• **Exercise goal**
Note how many lines contain "eredményei" and give that number, with nothing else.

——————

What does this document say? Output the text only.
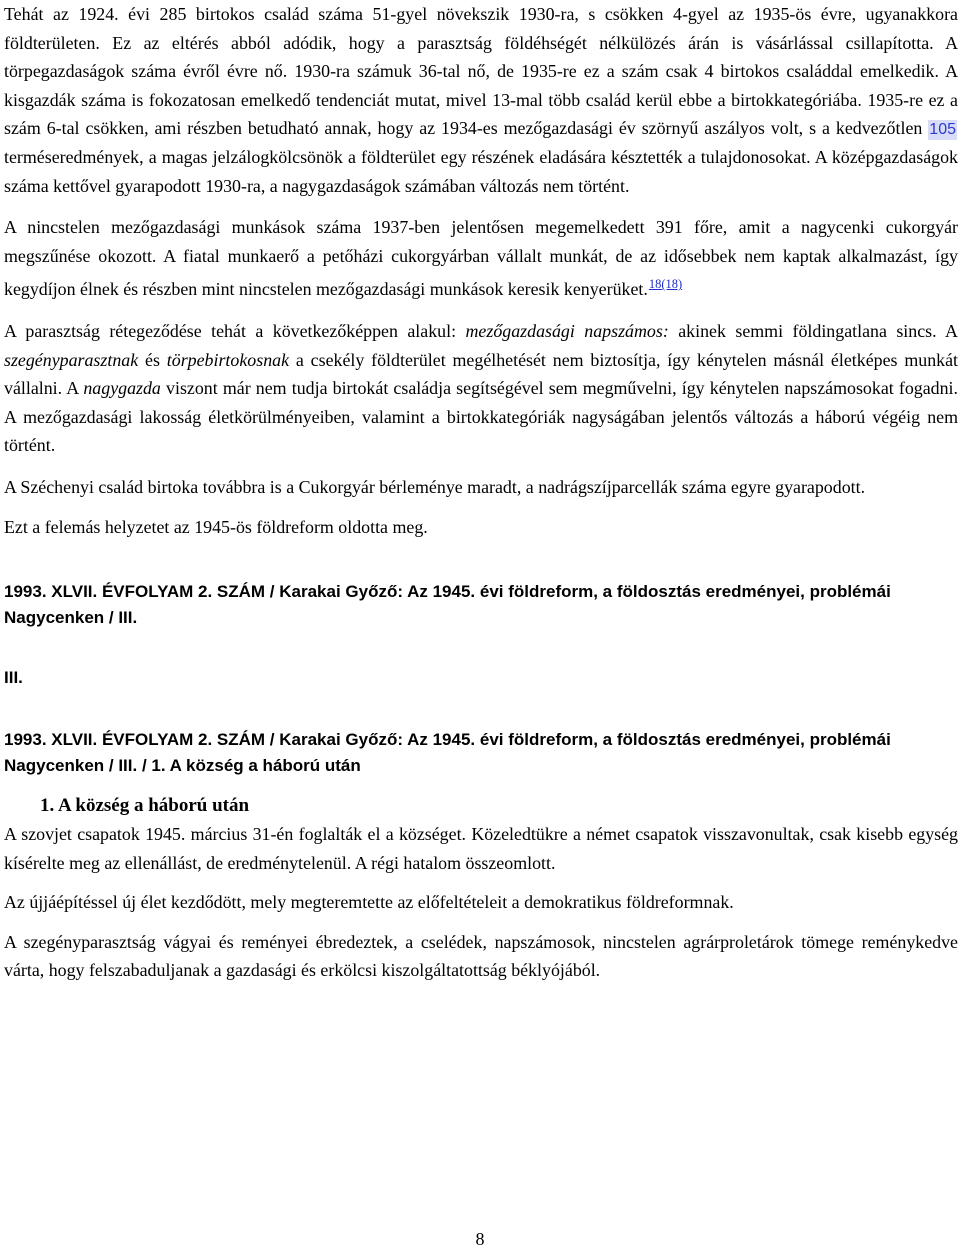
Tehát az 1924. évi 285 birtokos család száma 51-gyel növekszik 1930-ra, s csökken 4-gyel az 1935-ös évre, ugyanakkora földterületen. Ez az eltérés abból adódik, hogy a parasztság földéhségét nélkülözés árán is vásárlással csillapította. A törpegazdaságok száma évről évre nő. 1930-ra számuk 36-tal nő, de 1935-re ez a szám csak 4 birtokos családdal emelkedik. A kisgazdák száma is fokozatosan emelkedő tendenciát mutat, mivel 13-mal több család kerül ebbe a birtokkategóriába. 1935-re ez a szám 6-tal csökken, ami részben betudható annak, hogy az 1934-es mezőgazdasági év szörnyű aszályos volt, s a kedvezőtlen 105terméseredmények, a magas jelzálogkölcsönök a földterület egy részének eladására késztették a tulajdonosokat. A középgazdaságok száma kettővel gyarapodott 1930-ra, a nagygazdaságok számában változás nem történt.

A nincstelen mezőgazdasági munkások száma 1937-ben jelentősen megemelkedett 391 főre, amit a nagycenki cukorgyár megszűnése okozott. A fiatal munkaerő a petőházi cukorgyárban vállalt munkát, de az idősebbek nem kaptak alkalmazást, így kegydíjon élnek és részben mint nincstelen mezőgazdasági munkások keresik kenyerüket.$^{18(18)}$

A parasztság rétegeződése tehát a következőképpen alakul: mezőgazdasági napszámos: akinek semmi földingatlana sincs. A szegényparasztnak és törpebirtokosnak a csekély földterület megélhetését nem biztosítja, így kénytelen másnál életképes munkát vállalni. A nagygazda viszont már nem tudja birtokát családja segítségével sem megművelni, így kénytelen napszámosokat fogadni. A mezőgazdasági lakosság életkörülményeiben, valamint a birtokkategóriák nagyságában jelentős változás a háború végéig nem történt.

A Széchenyi család birtoka továbbra is a Cukorgyár bérleménye maradt, a nadrágszíjparcellák száma egyre gyarapodott.

Ezt a felemás helyzetet az 1945-ös földreform oldotta meg.

1993. XLVII. ÉVFOLYAM 2. SZÁM / Karakai Győző: Az 1945. évi földreform, a földosztás eredményei, problémái Nagycenken / III.

III.

1993. XLVII. ÉVFOLYAM 2. SZÁM / Karakai Győző: Az 1945. évi földreform, a földosztás eredményei, problémái Nagycenken / III. / 1. A község a háború után

1. A község a háború után

A szovjet csapatok 1945. március 31-én foglalták el a községet. Közeledtükre a német csapatok visszavonultak, csak kisebb egység kísérelte meg az ellenállást, de eredménytelenül. A régi hatalom összeomlott.

Az újjáépítéssel új élet kezdődött, mely megteremtette az előfeltételeit a demokratikus földreformnak.

A szegényparasztság vágyai és reményei ébredeztek, a cselédek, napszámosok, nincstelen agrárproletárok tömege reménykedve várta, hogy felszabaduljanak a gazdasági és erkölcsi kiszolgáltatottság béklyójából.

8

——————

• **Output of the task**
2